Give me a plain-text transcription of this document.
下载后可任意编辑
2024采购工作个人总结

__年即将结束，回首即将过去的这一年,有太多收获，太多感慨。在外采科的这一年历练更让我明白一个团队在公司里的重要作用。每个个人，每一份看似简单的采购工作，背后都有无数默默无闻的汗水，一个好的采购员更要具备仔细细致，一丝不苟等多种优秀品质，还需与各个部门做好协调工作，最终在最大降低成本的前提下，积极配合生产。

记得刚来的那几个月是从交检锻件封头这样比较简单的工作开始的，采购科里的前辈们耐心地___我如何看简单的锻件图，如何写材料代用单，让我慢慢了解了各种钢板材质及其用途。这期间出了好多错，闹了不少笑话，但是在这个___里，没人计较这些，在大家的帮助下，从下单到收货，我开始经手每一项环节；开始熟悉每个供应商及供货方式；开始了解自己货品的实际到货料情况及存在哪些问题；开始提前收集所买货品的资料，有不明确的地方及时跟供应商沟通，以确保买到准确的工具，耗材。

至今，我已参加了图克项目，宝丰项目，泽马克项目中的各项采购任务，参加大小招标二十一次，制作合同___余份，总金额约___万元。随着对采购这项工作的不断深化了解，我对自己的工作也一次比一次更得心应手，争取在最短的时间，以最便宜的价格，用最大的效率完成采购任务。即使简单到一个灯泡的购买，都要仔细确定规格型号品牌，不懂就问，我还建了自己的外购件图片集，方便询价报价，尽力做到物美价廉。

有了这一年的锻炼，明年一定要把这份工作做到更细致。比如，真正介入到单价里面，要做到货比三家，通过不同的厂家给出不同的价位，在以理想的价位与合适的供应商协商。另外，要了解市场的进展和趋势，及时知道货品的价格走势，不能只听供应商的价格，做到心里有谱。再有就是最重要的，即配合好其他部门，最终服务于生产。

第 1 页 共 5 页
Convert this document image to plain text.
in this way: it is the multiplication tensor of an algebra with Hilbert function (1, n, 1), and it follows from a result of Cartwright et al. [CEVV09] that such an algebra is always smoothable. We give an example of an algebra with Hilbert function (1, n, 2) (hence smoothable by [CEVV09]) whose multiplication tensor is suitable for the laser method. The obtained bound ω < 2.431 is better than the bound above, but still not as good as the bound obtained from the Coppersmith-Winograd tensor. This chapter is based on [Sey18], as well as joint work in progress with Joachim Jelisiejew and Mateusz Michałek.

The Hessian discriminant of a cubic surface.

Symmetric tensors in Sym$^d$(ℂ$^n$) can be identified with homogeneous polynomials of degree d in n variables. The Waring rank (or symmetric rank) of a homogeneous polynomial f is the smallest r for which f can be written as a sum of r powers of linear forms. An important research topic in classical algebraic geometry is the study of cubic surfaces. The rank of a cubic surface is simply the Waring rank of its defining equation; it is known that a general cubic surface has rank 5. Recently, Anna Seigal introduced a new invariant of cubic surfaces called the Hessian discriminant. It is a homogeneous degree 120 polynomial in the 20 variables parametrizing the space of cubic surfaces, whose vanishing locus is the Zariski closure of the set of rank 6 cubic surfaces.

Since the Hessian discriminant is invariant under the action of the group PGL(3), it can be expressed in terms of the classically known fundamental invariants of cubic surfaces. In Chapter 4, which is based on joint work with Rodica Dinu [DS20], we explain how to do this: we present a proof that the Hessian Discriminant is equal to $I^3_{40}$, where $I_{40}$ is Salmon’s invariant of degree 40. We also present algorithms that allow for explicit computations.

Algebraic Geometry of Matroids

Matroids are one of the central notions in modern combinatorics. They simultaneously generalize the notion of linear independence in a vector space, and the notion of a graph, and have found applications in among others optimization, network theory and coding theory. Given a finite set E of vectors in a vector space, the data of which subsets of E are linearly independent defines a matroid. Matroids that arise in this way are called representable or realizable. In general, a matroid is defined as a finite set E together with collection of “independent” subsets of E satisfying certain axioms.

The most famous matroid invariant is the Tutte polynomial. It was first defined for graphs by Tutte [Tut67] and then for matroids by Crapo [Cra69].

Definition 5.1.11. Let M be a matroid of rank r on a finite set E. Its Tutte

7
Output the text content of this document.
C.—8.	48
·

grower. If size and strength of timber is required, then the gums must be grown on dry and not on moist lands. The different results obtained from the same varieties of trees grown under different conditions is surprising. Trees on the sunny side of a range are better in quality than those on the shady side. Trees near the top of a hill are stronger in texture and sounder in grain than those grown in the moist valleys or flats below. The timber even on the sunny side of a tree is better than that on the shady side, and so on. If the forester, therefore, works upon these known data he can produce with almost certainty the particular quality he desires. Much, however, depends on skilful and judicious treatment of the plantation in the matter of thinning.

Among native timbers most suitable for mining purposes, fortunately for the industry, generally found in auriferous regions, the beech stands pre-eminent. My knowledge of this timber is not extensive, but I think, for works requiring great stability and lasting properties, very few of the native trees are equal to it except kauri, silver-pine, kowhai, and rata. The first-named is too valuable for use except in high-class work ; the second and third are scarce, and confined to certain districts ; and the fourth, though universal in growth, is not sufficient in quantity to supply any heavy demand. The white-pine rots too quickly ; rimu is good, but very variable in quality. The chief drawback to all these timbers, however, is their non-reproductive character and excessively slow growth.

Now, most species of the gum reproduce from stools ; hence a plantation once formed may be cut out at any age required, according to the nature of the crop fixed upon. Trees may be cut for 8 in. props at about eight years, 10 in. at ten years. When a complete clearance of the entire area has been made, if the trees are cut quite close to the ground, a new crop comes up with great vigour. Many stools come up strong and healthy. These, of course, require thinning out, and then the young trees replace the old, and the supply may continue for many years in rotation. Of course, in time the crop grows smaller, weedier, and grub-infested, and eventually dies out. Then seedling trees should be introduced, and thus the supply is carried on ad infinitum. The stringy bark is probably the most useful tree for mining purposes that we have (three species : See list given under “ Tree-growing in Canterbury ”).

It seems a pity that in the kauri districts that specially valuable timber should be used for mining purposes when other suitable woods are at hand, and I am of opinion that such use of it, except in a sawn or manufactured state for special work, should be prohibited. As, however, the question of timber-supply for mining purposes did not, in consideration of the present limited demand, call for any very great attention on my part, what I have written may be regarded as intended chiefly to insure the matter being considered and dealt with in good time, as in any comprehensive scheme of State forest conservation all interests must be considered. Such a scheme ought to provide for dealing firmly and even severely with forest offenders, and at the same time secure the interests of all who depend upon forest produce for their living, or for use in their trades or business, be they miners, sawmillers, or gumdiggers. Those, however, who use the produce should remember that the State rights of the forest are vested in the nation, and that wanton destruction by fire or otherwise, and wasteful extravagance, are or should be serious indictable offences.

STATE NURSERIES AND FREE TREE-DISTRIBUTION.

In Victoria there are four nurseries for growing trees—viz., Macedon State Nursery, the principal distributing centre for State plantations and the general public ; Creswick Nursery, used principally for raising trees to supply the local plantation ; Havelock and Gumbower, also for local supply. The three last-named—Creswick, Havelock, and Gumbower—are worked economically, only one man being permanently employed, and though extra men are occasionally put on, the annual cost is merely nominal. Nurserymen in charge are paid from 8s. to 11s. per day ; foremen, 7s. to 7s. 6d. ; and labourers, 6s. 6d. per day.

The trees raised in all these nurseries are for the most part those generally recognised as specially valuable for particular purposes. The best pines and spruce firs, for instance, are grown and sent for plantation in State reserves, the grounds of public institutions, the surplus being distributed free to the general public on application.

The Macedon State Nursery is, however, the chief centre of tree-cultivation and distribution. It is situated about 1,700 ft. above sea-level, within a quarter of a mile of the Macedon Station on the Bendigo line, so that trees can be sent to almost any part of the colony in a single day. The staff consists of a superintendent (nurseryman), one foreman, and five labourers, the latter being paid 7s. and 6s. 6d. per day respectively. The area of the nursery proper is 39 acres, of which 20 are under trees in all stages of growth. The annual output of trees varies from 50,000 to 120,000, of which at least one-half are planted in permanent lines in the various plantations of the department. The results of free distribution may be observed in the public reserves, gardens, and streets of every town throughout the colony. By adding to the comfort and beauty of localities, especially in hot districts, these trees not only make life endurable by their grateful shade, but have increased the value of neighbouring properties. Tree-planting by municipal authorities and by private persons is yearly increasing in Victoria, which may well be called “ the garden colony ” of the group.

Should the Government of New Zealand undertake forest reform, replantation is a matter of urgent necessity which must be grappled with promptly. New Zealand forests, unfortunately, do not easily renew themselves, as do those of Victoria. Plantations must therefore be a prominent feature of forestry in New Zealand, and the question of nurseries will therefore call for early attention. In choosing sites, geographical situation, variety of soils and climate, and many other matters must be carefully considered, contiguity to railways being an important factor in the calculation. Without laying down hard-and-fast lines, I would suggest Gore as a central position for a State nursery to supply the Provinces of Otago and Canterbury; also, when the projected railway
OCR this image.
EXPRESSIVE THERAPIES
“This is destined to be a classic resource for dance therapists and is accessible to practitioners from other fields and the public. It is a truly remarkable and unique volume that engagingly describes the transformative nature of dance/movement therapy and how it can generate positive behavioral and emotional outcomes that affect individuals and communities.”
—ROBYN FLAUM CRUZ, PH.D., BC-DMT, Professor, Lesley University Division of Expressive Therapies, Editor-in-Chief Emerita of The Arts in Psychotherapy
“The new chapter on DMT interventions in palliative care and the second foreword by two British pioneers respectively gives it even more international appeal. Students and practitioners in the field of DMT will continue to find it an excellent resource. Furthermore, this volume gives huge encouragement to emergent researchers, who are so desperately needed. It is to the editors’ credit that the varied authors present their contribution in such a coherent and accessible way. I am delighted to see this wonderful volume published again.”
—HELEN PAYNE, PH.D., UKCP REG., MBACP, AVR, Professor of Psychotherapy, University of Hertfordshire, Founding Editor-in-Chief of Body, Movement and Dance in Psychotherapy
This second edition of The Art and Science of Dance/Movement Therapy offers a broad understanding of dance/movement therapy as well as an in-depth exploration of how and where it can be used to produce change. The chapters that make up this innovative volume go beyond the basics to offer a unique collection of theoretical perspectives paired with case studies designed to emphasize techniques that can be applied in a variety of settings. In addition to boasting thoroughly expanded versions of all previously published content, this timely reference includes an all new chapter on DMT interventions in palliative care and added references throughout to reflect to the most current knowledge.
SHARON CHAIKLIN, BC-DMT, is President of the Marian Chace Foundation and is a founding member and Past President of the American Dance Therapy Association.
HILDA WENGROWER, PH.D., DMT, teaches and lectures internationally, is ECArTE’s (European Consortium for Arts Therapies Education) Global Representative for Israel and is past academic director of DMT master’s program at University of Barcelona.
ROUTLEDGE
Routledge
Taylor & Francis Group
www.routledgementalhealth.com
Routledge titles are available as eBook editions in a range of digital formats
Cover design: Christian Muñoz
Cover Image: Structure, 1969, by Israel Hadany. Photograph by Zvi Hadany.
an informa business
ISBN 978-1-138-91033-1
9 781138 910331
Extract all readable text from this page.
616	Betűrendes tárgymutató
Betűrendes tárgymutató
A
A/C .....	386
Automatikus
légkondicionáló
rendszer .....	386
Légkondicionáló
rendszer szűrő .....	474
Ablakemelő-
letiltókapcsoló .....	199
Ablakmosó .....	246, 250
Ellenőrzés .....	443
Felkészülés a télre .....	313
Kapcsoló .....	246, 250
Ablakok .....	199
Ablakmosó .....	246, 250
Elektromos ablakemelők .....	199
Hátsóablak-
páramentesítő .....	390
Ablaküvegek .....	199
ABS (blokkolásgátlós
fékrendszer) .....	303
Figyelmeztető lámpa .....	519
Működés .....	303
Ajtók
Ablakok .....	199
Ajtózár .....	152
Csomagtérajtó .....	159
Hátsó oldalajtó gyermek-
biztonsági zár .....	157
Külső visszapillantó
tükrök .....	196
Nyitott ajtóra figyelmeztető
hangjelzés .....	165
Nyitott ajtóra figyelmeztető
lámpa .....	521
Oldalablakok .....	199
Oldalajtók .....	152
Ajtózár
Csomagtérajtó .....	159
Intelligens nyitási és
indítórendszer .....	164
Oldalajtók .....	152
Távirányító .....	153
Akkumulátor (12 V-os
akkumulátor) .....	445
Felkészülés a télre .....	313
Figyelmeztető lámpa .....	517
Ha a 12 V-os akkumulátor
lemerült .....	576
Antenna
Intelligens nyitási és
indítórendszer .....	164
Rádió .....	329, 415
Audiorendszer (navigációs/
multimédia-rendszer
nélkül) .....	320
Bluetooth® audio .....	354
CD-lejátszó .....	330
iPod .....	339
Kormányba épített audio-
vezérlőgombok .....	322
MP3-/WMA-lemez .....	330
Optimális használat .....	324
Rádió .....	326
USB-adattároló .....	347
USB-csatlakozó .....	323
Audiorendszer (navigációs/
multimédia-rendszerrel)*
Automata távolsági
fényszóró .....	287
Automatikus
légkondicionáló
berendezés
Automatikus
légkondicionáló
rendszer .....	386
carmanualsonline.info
+--
Task instructions: Among the lines of the material, find those that hold the word "space" and copy them.

Complete answer:
Symmetric tensors in Sym$^d$(ℂ$^n$) can be identified with homogeneous polynomials of degree d in n variables. The Waring rank (or symmetric rank) of a homogeneous polynomial f is the smallest r for which f can be written as a sum of r powers of linear forms. An important research topic in classical algebraic geometry is the study of cubic surfaces. The rank of a cubic surface is simply the Waring rank of its defining equation; it is known that a general cubic surface has rank 5. Recently, Anna Seigal introduced a new invariant of cubic surfaces called the Hessian discriminant. It is a homogeneous degree 120 polynomial in the 20 variables parametrizing the space of cubic surfaces, whose vanishing locus is the Zariski closure of the set of rank 6 cubic surfaces.
Matroids are one of the central notions in modern combinatorics. They simultaneously generalize the notion of linear independence in a vector space, and the notion of a graph, and have found applications in among others optimization, network theory and coding theory. Given a finite set E of vectors in a vector space, the data of which subsets of E are linearly independent defines a matroid. Matroids that arise in this way are called representable or realizable. In general, a matroid is defined as a finite set E together with collection of “independent” subsets of E satisfying certain axioms.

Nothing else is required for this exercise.